**Exercise goal**
Copy out each line below exactly as it appears.
— BEGIN The input —
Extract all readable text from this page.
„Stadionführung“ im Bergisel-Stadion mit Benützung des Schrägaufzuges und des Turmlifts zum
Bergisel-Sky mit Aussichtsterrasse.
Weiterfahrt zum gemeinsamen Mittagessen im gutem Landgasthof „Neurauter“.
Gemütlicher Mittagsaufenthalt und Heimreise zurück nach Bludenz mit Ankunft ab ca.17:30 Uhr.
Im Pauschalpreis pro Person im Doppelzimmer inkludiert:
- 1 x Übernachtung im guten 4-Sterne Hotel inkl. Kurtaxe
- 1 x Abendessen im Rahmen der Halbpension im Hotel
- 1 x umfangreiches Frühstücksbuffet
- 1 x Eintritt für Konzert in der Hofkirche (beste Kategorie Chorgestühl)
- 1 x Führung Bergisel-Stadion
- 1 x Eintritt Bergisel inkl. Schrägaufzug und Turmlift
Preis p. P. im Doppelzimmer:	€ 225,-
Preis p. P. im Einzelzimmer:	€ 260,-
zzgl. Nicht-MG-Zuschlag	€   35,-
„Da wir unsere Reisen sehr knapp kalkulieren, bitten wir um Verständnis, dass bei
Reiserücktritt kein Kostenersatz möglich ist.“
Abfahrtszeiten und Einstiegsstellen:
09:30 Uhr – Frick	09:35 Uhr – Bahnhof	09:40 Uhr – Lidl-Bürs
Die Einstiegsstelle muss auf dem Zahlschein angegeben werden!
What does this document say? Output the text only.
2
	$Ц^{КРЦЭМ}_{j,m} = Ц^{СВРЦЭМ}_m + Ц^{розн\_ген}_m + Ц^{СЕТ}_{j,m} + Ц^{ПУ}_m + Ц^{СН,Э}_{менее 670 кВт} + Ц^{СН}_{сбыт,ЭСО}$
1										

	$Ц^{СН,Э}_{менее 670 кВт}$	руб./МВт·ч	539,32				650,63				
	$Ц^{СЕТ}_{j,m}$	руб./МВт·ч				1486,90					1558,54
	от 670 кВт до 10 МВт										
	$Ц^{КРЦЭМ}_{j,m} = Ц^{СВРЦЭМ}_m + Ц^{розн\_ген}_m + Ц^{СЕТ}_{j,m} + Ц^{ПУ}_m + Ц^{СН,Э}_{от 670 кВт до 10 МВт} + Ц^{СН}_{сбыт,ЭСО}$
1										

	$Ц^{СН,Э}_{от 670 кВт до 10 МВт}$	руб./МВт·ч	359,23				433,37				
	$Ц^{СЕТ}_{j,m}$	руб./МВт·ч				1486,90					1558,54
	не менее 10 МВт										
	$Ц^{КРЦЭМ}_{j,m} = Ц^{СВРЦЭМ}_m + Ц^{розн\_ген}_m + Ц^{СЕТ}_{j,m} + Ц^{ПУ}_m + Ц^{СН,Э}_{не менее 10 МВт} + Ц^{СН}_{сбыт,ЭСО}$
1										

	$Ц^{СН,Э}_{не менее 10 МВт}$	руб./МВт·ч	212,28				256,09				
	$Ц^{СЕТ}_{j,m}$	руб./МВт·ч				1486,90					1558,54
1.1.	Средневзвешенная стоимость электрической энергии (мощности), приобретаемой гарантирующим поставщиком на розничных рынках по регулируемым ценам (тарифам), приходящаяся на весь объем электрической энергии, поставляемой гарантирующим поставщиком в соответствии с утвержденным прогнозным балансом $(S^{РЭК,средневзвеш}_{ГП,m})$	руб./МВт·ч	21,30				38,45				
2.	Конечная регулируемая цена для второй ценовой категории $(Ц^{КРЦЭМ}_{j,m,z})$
— END The input —
**Task result**
Extract all readable text from this page.
„Stadionführung“ im Bergisel-Stadion mit Benützung des Schrägaufzuges und des Turmlifts zum
Bergisel-Sky mit Aussichtsterrasse.
Weiterfahrt zum gemeinsamen Mittagessen im gutem Landgasthof „Neurauter“.
Gemütlicher Mittagsaufenthalt und Heimreise zurück nach Bludenz mit Ankunft ab ca.17:30 Uhr.
Im Pauschalpreis pro Person im Doppelzimmer inkludiert:
- 1 x Übernachtung im guten 4-Sterne Hotel inkl. Kurtaxe
- 1 x Abendessen im Rahmen der Halbpension im Hotel
- 1 x umfangreiches Frühstücksbuffet
- 1 x Eintritt für Konzert in der Hofkirche (beste Kategorie Chorgestühl)
- 1 x Führung Bergisel-Stadion
- 1 x Eintritt Bergisel inkl. Schrägaufzug und Turmlift
Preis p. P. im Doppelzimmer:	€ 225,-
Preis p. P. im Einzelzimmer:	€ 260,-
zzgl. Nicht-MG-Zuschlag	€   35,-
„Da wir unsere Reisen sehr knapp kalkulieren, bitten wir um Verständnis, dass bei
Reiserücktritt kein Kostenersatz möglich ist.“
Abfahrtszeiten und Einstiegsstellen:
09:30 Uhr – Frick	09:35 Uhr – Bahnhof	09:40 Uhr – Lidl-Bürs
Die Einstiegsstelle muss auf dem Zahlschein angegeben werden!
What does this document say? Output the text only.
2
	$Ц^{КРЦЭМ}_{j,m} = Ц^{СВРЦЭМ}_m + Ц^{розн\_ген}_m + Ц^{СЕТ}_{j,m} + Ц^{ПУ}_m + Ц^{СН,Э}_{менее 670 кВт} + Ц^{СН}_{сбыт,ЭСО}$
1										

	$Ц^{СН,Э}_{менее 670 кВт}$	руб./МВт·ч	539,32				650,63				
	$Ц^{СЕТ}_{j,m}$	руб./МВт·ч				1486,90					1558,54
	от 670 кВт до 10 МВт										
	$Ц^{КРЦЭМ}_{j,m} = Ц^{СВРЦЭМ}_m + Ц^{розн\_ген}_m + Ц^{СЕТ}_{j,m} + Ц^{ПУ}_m + Ц^{СН,Э}_{от 670 кВт до 10 МВт} + Ц^{СН}_{сбыт,ЭСО}$
1										

	$Ц^{СН,Э}_{от 670 кВт до 10 МВт}$	руб./МВт·ч	359,23				433,37				
	$Ц^{СЕТ}_{j,m}$	руб./МВт·ч				1486,90					1558,54
	не менее 10 МВт										
	$Ц^{КРЦЭМ}_{j,m} = Ц^{СВРЦЭМ}_m + Ц^{розн\_ген}_m + Ц^{СЕТ}_{j,m} + Ц^{ПУ}_m + Ц^{СН,Э}_{не менее 10 МВт} + Ц^{СН}_{сбыт,ЭСО}$
1										

	$Ц^{СН,Э}_{не менее 10 МВт}$	руб./МВт·ч	212,28				256,09				
	$Ц^{СЕТ}_{j,m}$	руб./МВт·ч				1486,90					1558,54
1.1.	Средневзвешенная стоимость электрической энергии (мощности), приобретаемой гарантирующим поставщиком на розничных рынках по регулируемым ценам (тарифам), приходящаяся на весь объем электрической энергии, поставляемой гарантирующим поставщиком в соответствии с утвержденным прогнозным балансом $(S^{РЭК,средневзвеш}_{ГП,m})$	руб./МВт·ч	21,30				38,45				
2.	Конечная регулируемая цена для второй ценовой категории $(Ц^{КРЦЭМ}_{j,m,z})$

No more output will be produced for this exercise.